▸ **WHAT THE TASK ASKS**: Only the number is wanted: how many lines contain "Basic"?

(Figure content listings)
########################################

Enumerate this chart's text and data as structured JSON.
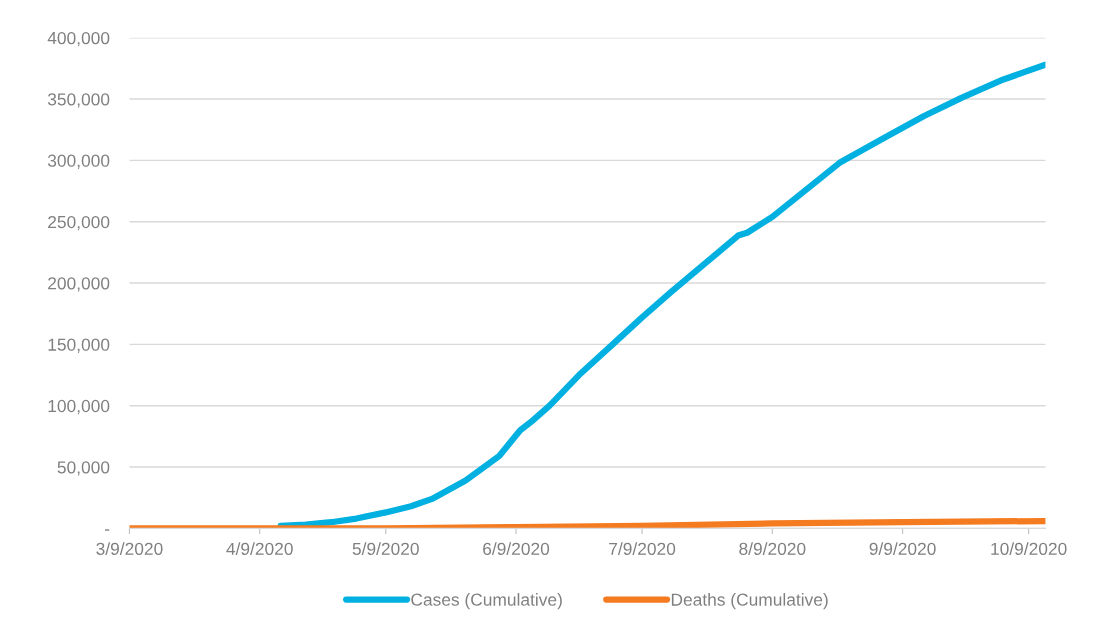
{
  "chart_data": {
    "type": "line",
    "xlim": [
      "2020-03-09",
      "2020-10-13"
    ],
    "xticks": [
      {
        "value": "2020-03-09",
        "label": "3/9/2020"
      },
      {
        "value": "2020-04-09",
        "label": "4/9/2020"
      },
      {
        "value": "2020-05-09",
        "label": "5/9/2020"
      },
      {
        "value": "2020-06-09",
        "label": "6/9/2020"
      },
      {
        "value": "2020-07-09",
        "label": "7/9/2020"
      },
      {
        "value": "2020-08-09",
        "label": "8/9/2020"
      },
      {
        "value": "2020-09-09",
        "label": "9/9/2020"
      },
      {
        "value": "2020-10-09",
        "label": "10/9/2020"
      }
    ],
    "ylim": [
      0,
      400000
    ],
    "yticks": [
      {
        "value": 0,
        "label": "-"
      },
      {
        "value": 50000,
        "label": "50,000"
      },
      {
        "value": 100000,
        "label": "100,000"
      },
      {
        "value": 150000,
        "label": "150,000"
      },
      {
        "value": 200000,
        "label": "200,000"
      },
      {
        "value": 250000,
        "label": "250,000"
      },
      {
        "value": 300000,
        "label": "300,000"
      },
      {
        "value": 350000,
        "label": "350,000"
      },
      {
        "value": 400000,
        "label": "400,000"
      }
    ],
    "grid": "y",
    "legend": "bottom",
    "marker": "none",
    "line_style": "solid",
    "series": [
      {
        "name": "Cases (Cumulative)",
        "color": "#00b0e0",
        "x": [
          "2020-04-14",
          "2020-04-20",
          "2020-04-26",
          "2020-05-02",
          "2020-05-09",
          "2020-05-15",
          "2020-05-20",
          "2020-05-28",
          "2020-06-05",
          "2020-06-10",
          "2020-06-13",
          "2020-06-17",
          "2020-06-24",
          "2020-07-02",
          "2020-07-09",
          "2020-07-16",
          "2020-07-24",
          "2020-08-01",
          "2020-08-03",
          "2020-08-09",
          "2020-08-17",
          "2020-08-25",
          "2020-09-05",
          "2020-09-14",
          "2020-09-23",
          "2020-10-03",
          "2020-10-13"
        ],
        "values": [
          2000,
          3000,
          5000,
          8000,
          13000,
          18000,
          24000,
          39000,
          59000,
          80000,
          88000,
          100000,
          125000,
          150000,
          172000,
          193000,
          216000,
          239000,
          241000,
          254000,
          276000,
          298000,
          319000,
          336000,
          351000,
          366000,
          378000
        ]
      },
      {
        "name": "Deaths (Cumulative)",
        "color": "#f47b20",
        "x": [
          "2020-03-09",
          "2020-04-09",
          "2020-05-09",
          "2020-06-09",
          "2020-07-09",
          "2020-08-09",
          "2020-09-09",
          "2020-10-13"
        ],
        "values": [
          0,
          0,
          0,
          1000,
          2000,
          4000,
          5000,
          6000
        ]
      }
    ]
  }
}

########################################

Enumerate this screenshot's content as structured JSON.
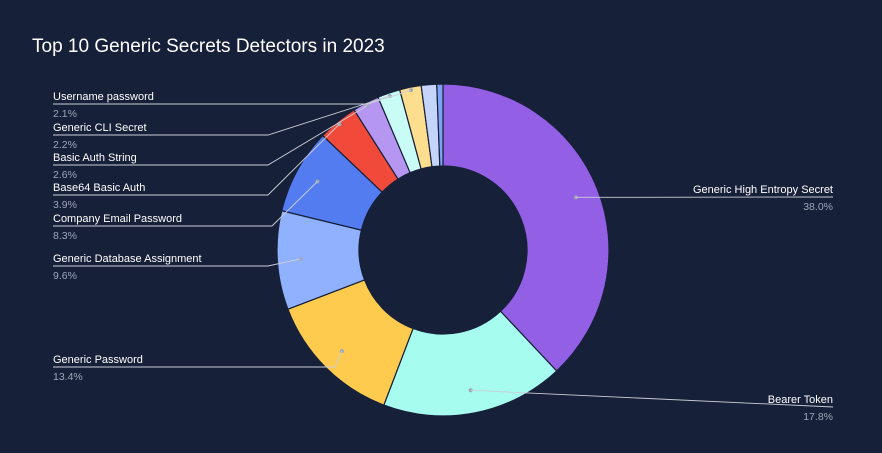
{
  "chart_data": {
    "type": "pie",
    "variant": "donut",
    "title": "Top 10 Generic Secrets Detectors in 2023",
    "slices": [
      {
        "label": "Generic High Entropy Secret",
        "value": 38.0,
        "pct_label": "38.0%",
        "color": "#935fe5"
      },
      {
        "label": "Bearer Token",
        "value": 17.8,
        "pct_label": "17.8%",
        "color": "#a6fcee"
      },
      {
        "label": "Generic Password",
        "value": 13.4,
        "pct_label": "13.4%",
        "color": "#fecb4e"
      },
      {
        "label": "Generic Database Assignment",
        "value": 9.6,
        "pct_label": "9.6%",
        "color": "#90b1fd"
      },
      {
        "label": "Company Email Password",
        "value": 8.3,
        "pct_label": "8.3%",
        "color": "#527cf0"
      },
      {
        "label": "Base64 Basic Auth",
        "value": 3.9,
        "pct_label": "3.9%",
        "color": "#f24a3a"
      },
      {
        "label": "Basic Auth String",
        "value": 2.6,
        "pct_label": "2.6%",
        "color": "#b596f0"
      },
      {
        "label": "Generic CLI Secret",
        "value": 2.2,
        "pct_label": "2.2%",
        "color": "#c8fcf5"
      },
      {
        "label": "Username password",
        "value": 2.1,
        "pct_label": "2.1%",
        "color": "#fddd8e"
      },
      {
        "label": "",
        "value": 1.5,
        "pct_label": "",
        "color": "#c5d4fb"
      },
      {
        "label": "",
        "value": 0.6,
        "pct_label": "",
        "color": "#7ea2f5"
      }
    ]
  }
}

########################################

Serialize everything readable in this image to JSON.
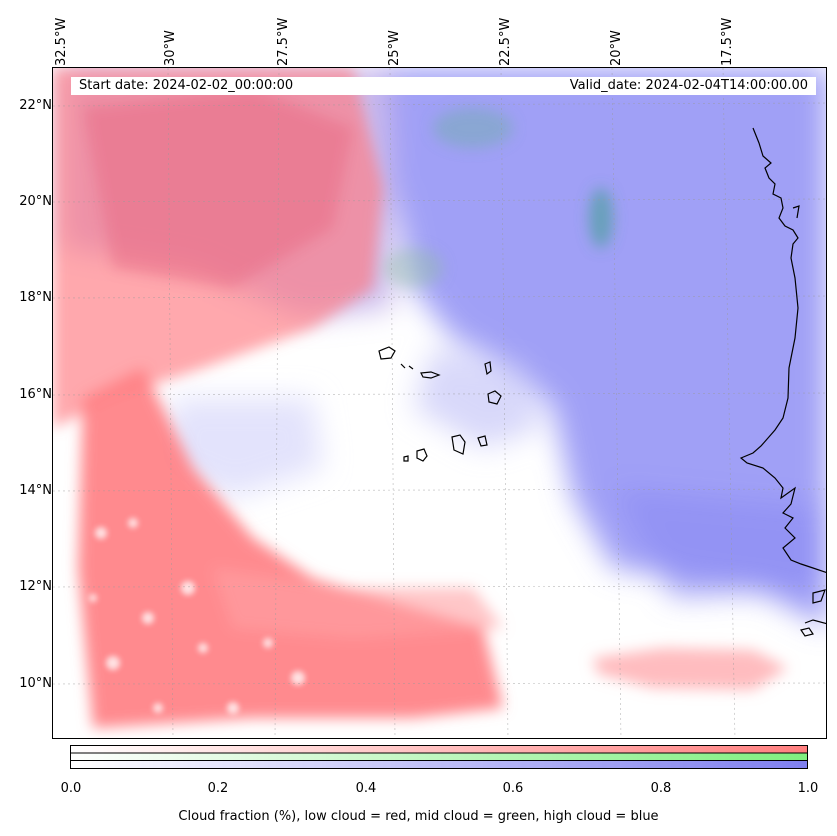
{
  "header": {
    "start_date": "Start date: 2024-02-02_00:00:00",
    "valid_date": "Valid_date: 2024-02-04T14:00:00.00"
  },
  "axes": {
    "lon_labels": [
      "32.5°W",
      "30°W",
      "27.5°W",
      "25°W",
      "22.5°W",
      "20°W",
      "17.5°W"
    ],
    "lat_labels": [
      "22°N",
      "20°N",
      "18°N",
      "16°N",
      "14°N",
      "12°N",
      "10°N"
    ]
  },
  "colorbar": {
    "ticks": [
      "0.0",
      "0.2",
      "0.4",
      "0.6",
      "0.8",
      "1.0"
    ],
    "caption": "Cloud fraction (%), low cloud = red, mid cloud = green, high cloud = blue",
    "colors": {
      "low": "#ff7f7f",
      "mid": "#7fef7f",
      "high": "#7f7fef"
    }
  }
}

########################################

▸ **WRITTEN ANSWER**: 2